▶ [Records provided]:

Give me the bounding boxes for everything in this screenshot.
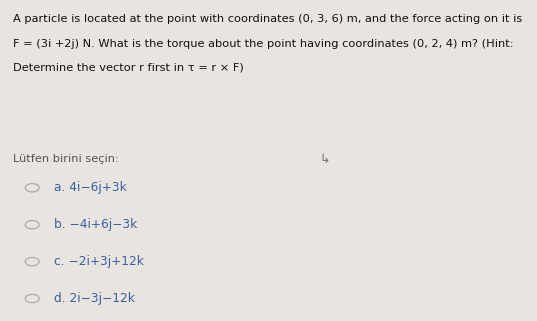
Text: b. −4i+6j−3k: b. −4i+6j−3k xyxy=(54,218,137,231)
Text: d. 2i−3j−12k: d. 2i−3j−12k xyxy=(54,292,135,305)
Text: F = (3i +2j) N. What is the torque about the point having coordinates (0, 2, 4) : F = (3i +2j) N. What is the torque about… xyxy=(13,39,514,48)
Text: a. 4i−6j+3k: a. 4i−6j+3k xyxy=(54,181,126,194)
Text: c. −2i+3j+12k: c. −2i+3j+12k xyxy=(54,255,143,268)
Text: ↳: ↳ xyxy=(320,152,330,165)
Text: Lütfen birini seçin:: Lütfen birini seçin: xyxy=(13,154,119,164)
Text: A particle is located at the point with coordinates (0, 3, 6) m, and the force a: A particle is located at the point with … xyxy=(13,14,523,24)
Text: Determine the vector r first in τ = r × F): Determine the vector r first in τ = r × … xyxy=(13,63,244,73)
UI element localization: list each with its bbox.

▶ [Problem to work on]: Reproduce the items above, substituting "moment" for every occurrence of "torque" and leaving everything else unchanged; omit the pictures.

▶ [Task solution]:
Give me the bounding boxes for everything in this screenshot.
Text: b. −4i+6j−3k: b. −4i+6j−3k xyxy=(54,218,137,231)
Text: d. 2i−3j−12k: d. 2i−3j−12k xyxy=(54,292,135,305)
Text: F = (3i +2j) N. What is the moment about the point having coordinates (0, 2, 4) : F = (3i +2j) N. What is the moment about… xyxy=(13,39,514,48)
Text: a. 4i−6j+3k: a. 4i−6j+3k xyxy=(54,181,126,194)
Text: c. −2i+3j+12k: c. −2i+3j+12k xyxy=(54,255,143,268)
Text: ↳: ↳ xyxy=(320,152,330,165)
Text: Lütfen birini seçin:: Lütfen birini seçin: xyxy=(13,154,119,164)
Text: A particle is located at the point with coordinates (0, 3, 6) m, and the force a: A particle is located at the point with … xyxy=(13,14,523,24)
Text: Determine the vector r first in τ = r × F): Determine the vector r first in τ = r × … xyxy=(13,63,244,73)
UI element localization: list each with its bbox.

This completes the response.